# [RECORDS TO USE]
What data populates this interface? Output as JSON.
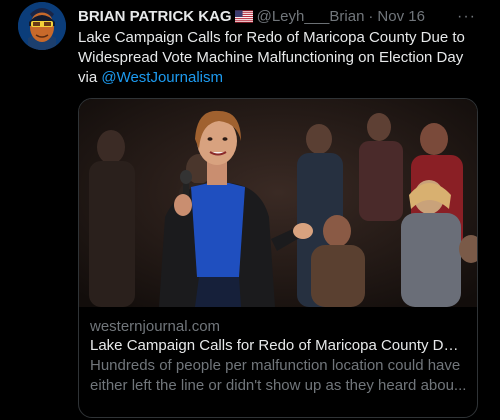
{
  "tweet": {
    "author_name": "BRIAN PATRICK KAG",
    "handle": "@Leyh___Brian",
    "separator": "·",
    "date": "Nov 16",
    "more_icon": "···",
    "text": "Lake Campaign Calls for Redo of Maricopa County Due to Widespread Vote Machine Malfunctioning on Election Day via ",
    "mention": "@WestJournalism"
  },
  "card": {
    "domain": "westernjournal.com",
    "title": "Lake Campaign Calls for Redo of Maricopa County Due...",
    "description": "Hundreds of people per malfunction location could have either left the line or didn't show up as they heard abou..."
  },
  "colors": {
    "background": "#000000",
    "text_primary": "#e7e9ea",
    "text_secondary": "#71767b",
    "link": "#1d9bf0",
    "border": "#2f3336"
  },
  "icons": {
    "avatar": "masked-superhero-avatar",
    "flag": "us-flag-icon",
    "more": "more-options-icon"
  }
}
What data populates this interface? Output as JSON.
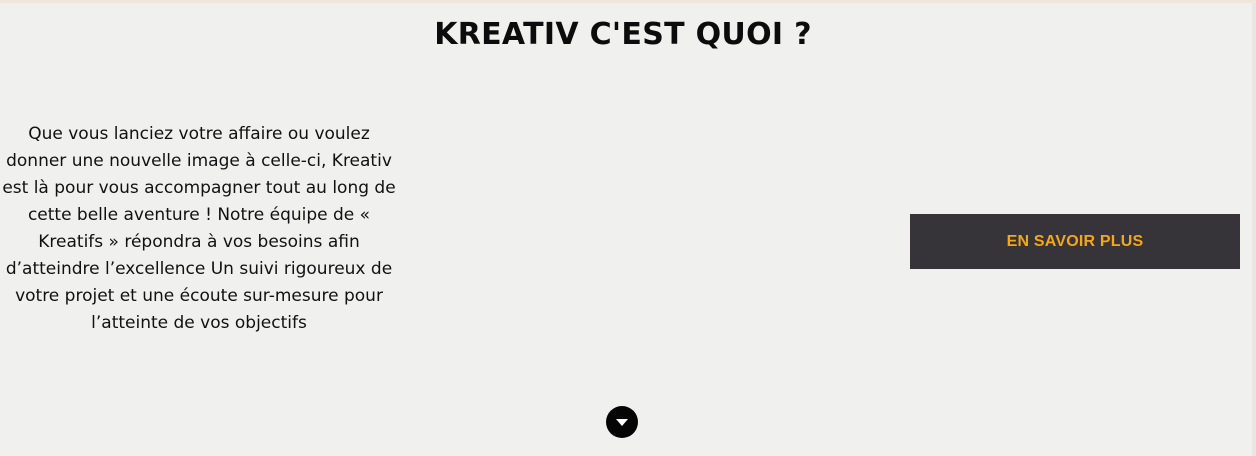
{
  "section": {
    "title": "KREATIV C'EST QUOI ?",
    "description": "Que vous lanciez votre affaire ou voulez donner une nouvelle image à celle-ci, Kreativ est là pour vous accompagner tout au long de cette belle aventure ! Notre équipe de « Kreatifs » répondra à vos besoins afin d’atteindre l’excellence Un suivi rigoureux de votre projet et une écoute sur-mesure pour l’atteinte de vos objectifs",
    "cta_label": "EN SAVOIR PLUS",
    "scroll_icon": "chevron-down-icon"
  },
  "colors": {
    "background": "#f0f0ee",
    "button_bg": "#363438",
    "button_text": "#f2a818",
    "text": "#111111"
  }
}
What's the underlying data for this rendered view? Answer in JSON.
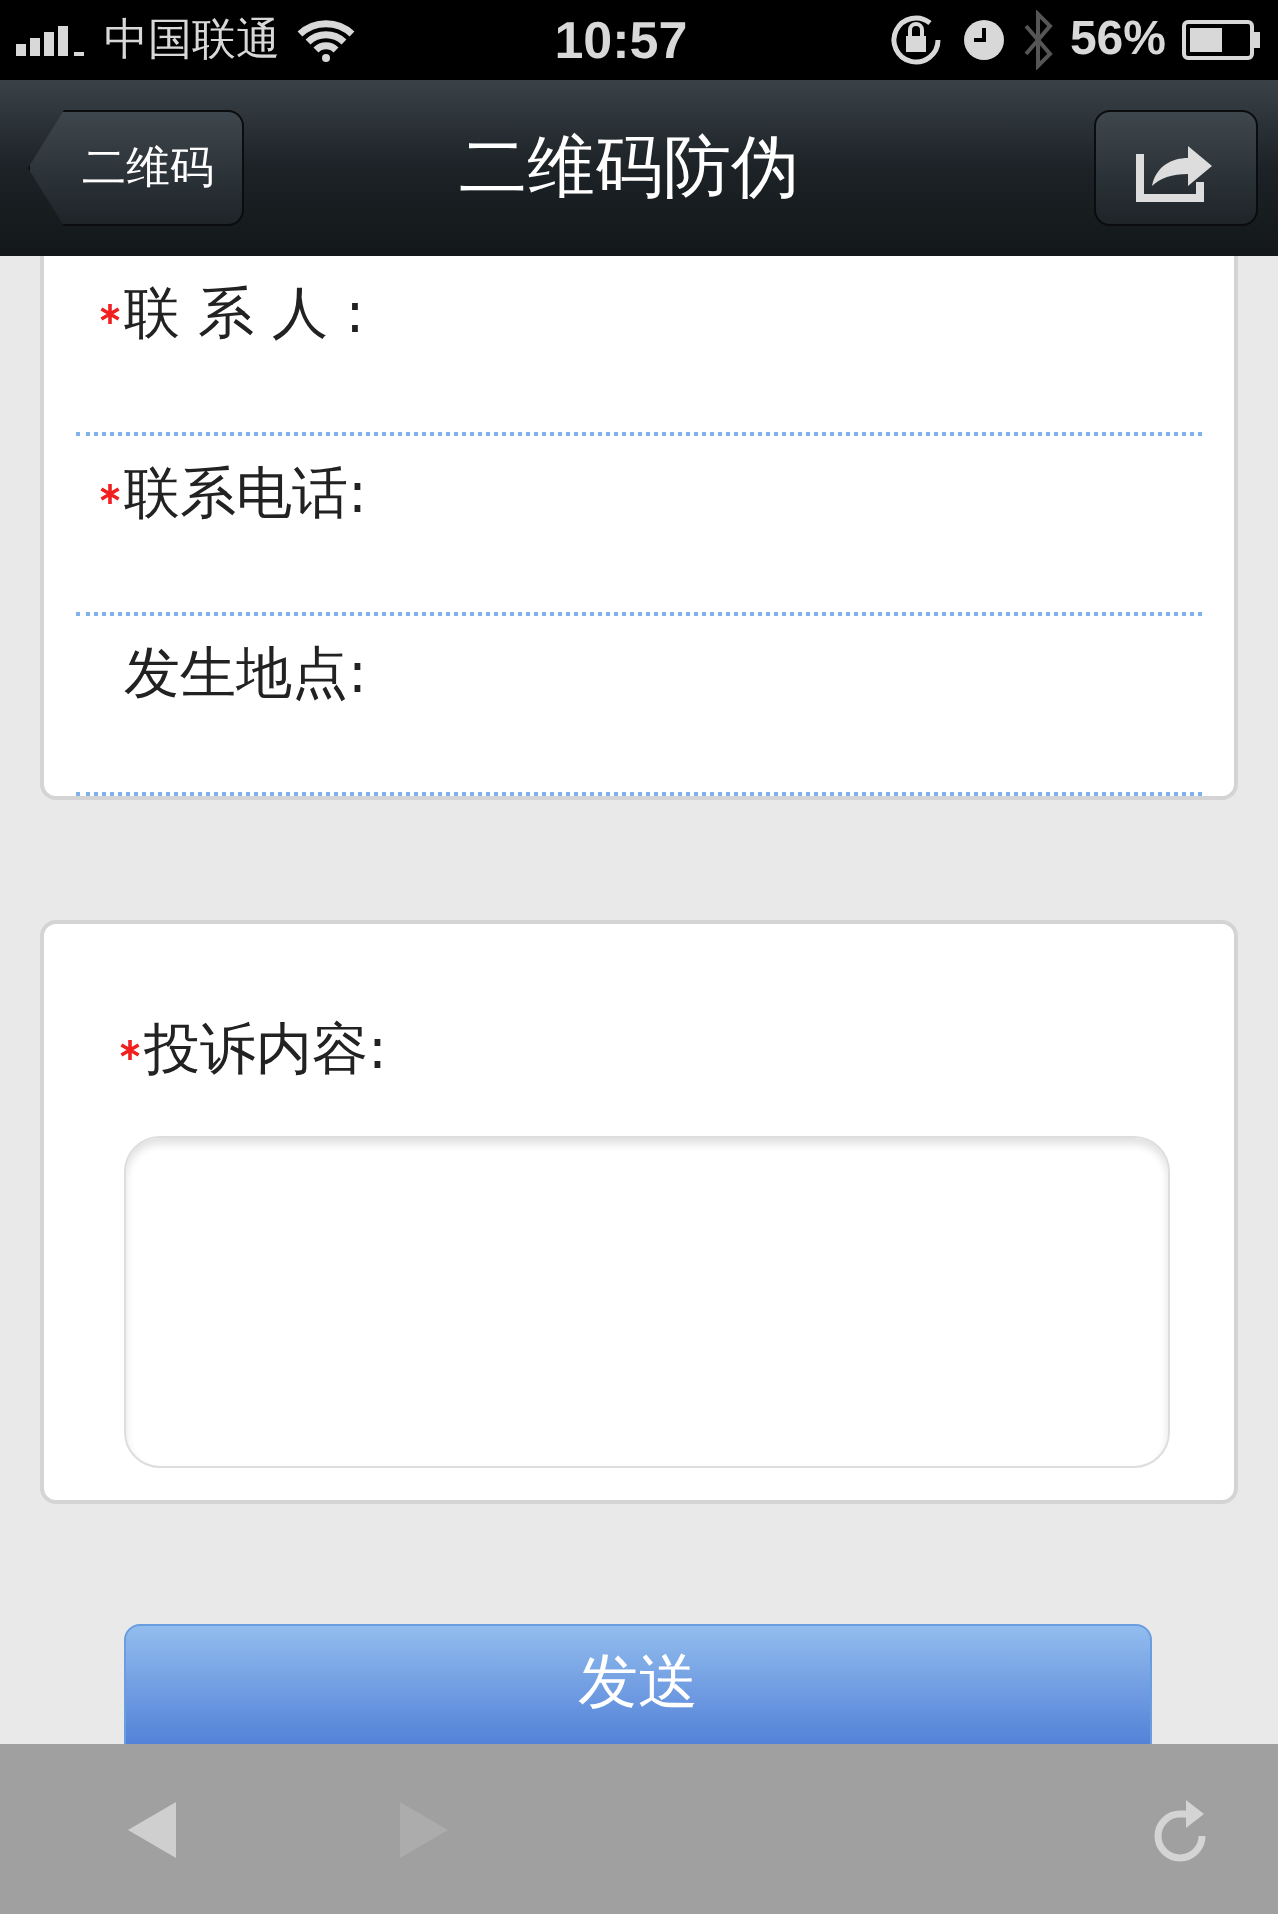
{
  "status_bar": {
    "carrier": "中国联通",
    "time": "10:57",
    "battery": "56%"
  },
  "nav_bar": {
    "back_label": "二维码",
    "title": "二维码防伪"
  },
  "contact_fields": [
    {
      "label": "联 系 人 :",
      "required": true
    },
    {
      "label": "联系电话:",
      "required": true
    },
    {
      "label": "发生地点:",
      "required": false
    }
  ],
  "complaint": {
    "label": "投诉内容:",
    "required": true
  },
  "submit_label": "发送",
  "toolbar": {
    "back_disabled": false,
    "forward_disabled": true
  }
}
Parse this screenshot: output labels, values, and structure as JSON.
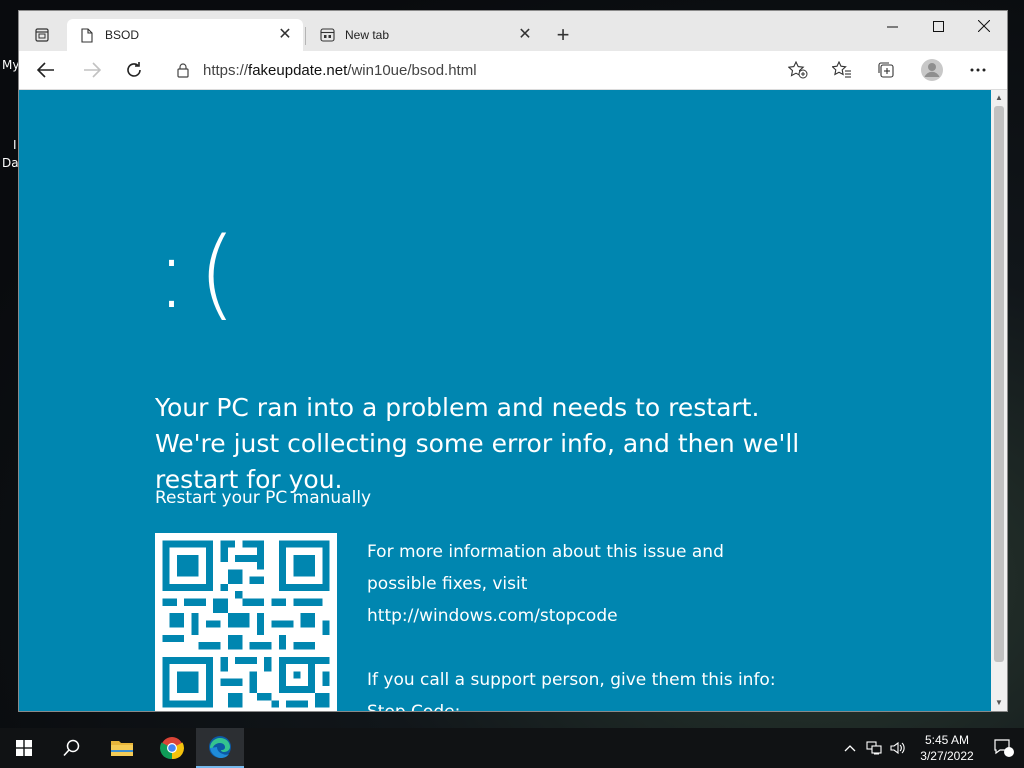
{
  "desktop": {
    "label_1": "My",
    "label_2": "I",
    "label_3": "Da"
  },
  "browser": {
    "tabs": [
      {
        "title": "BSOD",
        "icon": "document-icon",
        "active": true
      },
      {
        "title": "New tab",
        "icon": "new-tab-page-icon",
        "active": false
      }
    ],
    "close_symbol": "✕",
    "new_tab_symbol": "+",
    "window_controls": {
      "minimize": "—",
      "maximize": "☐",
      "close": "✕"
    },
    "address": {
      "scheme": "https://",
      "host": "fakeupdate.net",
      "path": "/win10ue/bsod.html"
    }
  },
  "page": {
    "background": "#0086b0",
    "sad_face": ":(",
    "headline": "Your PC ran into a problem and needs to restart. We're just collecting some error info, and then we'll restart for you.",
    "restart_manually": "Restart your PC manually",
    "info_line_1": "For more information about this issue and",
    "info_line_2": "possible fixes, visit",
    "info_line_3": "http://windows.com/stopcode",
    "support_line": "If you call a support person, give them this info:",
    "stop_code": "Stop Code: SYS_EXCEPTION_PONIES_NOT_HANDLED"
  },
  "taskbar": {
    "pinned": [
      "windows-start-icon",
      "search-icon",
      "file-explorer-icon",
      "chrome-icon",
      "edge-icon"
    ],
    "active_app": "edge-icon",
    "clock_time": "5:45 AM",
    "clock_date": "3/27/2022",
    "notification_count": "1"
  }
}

# [BRIEF]
Copy out all the data exactly; skip the pictures.

# [RESPONSE TO THIS TASK]
What data populates this interface? Output as JSON.
{
  "tweet": {
    "author_name": "BRIAN PATRICK KAG",
    "handle": "@Leyh___Brian",
    "separator": "·",
    "date": "Nov 16",
    "more_icon": "···",
    "text": "Lake Campaign Calls for Redo of Maricopa County Due to Widespread Vote Machine Malfunctioning on Election Day via ",
    "mention": "@WestJournalism"
  },
  "card": {
    "domain": "westernjournal.com",
    "title": "Lake Campaign Calls for Redo of Maricopa County Due...",
    "description": "Hundreds of people per malfunction location could have either left the line or didn't show up as they heard abou..."
  },
  "colors": {
    "background": "#000000",
    "text_primary": "#e7e9ea",
    "text_secondary": "#71767b",
    "link": "#1d9bf0",
    "border": "#2f3336"
  },
  "icons": {
    "avatar": "masked-superhero-avatar",
    "flag": "us-flag-icon",
    "more": "more-options-icon"
  }
}
What data populates this interface? Output as JSON.
{
  "section": {
    "title": "KREATIV C'EST QUOI ?",
    "description": "Que vous lanciez votre affaire ou voulez donner une nouvelle image à celle-ci, Kreativ est là pour vous accompagner tout au long de cette belle aventure ! Notre équipe de « Kreatifs » répondra à vos besoins afin d’atteindre l’excellence Un suivi rigoureux de votre projet et une écoute sur-mesure pour l’atteinte de vos objectifs",
    "cta_label": "EN SAVOIR PLUS",
    "scroll_icon": "chevron-down-icon"
  },
  "colors": {
    "background": "#f0f0ee",
    "button_bg": "#363438",
    "button_text": "#f2a818",
    "text": "#111111"
  }
}
What's the underlying data for this rendered view? Answer in JSON.
{
  "status_bar": {
    "carrier": "中国联通",
    "time": "10:57",
    "battery": "56%"
  },
  "nav_bar": {
    "back_label": "二维码",
    "title": "二维码防伪"
  },
  "contact_fields": [
    {
      "label": "联 系 人 :",
      "required": true
    },
    {
      "label": "联系电话:",
      "required": true
    },
    {
      "label": "发生地点:",
      "required": false
    }
  ],
  "complaint": {
    "label": "投诉内容:",
    "required": true
  },
  "submit_label": "发送",
  "toolbar": {
    "back_disabled": false,
    "forward_disabled": true
  }
}
Parse this screenshot: output labels, values, and structure as JSON.
{
  "desktop": {
    "label_1": "My",
    "label_2": "I",
    "label_3": "Da"
  },
  "browser": {
    "tabs": [
      {
        "title": "BSOD",
        "icon": "document-icon",
        "active": true
      },
      {
        "title": "New tab",
        "icon": "new-tab-page-icon",
        "active": false
      }
    ],
    "close_symbol": "✕",
    "new_tab_symbol": "+",
    "window_controls": {
      "minimize": "—",
      "maximize": "☐",
      "close": "✕"
    },
    "address": {
      "scheme": "https://",
      "host": "fakeupdate.net",
      "path": "/win10ue/bsod.html"
    }
  },
  "page": {
    "background": "#0086b0",
    "sad_face": ":(",
    "headline": "Your PC ran into a problem and needs to restart. We're just collecting some error info, and then we'll restart for you.",
    "restart_manually": "Restart your PC manually",
    "info_line_1": "For more information about this issue and",
    "info_line_2": "possible fixes, visit",
    "info_line_3": "http://windows.com/stopcode",
    "support_line": "If you call a support person, give them this info:",
    "stop_code": "Stop Code: SYS_EXCEPTION_PONIES_NOT_HANDLED"
  },
  "taskbar": {
    "pinned": [
      "windows-start-icon",
      "search-icon",
      "file-explorer-icon",
      "chrome-icon",
      "edge-icon"
    ],
    "active_app": "edge-icon",
    "clock_time": "5:45 AM",
    "clock_date": "3/27/2022",
    "notification_count": "1"
  }
}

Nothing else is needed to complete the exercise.